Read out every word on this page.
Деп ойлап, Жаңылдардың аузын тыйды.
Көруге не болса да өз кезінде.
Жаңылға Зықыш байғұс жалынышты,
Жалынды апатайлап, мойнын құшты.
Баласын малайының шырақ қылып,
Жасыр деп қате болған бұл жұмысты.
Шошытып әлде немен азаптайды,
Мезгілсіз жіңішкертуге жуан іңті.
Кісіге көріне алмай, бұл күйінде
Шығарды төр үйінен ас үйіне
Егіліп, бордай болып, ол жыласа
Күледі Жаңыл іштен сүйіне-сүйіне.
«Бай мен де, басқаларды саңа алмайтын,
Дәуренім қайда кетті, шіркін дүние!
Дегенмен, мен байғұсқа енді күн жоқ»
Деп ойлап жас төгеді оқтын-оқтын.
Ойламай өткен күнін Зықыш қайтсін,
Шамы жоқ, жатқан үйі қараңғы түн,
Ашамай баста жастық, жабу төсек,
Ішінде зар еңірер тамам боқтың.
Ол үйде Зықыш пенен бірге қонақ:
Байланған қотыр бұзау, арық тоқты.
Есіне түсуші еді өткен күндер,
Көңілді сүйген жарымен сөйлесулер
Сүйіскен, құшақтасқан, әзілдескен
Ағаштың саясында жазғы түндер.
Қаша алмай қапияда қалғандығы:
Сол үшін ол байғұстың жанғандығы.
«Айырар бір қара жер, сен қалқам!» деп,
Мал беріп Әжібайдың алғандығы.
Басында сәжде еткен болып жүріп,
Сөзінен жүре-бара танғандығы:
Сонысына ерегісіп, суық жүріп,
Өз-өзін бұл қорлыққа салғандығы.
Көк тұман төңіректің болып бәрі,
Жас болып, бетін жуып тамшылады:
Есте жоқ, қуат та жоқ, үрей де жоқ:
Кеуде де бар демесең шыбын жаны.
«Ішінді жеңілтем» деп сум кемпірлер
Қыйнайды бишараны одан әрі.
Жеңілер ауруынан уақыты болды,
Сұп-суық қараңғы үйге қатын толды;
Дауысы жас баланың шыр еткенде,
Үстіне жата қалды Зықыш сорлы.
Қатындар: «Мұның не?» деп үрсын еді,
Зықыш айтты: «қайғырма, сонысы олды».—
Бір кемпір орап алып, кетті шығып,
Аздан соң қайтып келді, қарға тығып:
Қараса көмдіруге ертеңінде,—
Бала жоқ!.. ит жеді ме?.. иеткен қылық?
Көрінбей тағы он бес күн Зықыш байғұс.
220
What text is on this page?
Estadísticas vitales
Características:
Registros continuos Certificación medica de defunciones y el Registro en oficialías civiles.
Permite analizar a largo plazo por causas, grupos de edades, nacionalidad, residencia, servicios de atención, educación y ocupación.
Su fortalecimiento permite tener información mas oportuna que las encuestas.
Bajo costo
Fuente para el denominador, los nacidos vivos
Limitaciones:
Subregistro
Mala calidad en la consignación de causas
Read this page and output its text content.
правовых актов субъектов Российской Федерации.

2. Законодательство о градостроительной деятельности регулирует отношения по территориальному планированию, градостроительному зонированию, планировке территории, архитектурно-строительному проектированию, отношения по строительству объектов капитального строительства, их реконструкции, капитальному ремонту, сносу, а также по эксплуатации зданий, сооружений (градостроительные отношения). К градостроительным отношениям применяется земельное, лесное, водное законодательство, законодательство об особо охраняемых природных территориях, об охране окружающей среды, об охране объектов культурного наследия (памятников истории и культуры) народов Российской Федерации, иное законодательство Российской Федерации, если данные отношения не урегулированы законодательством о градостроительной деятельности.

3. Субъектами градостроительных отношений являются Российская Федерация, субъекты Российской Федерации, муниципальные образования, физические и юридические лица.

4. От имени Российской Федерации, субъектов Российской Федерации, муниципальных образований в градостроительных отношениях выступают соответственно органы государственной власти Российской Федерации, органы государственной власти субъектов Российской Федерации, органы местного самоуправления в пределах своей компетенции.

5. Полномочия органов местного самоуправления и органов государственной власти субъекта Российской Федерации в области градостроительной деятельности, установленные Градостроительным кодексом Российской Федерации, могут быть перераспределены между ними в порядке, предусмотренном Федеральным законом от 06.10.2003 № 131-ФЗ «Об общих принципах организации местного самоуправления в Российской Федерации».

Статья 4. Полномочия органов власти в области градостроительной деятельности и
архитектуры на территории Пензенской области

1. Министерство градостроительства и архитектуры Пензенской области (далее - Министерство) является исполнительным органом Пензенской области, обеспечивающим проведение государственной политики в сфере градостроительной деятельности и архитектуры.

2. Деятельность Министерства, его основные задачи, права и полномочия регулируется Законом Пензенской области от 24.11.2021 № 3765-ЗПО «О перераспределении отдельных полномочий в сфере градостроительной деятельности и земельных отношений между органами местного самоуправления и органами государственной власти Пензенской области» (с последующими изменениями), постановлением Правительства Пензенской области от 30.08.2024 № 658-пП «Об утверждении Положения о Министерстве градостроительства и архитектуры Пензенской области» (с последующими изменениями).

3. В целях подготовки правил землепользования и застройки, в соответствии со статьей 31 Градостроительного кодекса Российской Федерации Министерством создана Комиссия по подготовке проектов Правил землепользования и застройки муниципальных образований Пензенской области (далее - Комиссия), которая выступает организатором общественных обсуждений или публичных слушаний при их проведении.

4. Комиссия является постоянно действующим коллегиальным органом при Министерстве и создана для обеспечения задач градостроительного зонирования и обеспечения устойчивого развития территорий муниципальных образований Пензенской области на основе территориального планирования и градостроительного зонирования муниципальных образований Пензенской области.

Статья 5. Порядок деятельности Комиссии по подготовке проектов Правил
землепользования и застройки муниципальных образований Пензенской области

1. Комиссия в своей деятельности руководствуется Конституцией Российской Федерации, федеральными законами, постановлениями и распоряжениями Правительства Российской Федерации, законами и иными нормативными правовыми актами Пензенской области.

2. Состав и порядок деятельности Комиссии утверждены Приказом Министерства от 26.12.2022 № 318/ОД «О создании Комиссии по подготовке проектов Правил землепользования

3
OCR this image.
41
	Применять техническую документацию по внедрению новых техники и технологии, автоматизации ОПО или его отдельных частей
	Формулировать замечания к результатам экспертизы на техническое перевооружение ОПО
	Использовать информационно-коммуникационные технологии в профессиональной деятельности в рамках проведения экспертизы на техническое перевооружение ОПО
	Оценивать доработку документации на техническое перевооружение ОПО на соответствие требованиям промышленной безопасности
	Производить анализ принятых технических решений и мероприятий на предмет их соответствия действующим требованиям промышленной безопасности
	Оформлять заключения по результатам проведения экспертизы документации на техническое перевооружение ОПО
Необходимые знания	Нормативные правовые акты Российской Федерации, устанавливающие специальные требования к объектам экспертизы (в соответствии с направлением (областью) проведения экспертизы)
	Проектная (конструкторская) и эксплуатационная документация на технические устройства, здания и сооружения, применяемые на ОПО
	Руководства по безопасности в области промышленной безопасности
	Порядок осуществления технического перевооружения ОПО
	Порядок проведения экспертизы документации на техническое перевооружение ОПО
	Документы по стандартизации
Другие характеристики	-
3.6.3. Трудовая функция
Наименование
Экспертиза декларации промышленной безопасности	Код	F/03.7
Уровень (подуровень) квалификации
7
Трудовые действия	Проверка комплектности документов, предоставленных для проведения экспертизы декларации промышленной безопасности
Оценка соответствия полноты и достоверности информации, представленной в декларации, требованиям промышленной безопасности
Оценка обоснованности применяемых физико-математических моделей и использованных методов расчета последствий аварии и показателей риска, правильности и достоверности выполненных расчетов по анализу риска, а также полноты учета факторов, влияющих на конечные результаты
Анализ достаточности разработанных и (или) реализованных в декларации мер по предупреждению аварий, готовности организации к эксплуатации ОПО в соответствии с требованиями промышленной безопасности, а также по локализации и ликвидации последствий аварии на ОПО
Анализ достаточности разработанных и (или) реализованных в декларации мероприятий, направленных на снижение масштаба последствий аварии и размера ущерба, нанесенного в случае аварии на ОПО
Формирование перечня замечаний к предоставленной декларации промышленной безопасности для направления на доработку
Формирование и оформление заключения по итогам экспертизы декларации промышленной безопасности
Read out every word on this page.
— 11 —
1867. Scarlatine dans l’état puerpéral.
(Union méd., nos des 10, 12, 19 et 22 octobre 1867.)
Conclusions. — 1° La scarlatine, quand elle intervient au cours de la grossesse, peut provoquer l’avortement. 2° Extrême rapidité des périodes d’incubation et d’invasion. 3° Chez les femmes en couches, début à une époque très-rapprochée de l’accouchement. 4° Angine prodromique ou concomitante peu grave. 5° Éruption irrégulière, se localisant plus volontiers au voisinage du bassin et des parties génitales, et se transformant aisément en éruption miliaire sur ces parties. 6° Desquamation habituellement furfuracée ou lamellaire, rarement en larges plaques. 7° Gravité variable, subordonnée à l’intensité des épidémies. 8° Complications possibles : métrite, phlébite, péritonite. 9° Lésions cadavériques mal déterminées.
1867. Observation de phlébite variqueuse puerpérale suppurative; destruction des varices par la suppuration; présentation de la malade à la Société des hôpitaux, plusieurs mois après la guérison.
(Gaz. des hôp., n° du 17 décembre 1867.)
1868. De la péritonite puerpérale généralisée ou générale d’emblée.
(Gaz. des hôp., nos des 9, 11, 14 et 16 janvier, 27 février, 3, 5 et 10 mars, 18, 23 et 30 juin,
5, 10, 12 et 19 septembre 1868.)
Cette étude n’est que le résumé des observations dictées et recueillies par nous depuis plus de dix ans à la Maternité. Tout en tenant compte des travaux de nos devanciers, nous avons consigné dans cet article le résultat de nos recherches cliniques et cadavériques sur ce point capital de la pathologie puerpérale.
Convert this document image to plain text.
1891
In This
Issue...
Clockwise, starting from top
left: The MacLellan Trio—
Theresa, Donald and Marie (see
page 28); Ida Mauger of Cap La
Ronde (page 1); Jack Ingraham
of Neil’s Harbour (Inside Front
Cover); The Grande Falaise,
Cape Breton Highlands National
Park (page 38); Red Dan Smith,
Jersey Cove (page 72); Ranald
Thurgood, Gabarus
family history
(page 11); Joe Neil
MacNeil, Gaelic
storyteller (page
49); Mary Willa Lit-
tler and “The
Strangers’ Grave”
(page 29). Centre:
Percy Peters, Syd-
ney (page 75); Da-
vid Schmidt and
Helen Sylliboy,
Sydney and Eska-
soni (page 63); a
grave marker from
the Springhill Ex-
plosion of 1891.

◆ TASK TO COMPLETE
Go through the listing above and return every line where the word "субъектов" occurs.

◆ RESULT OF THIS TASK
правовых актов субъектов Российской Федерации.
4. От имени Российской Федерации, субъектов Российской Федерации, муниципальных образований в градостроительных отношениях выступают соответственно органы государственной власти Российской Федерации, органы государственной власти субъектов Российской Федерации, органы местного самоуправления в пределах своей компетенции.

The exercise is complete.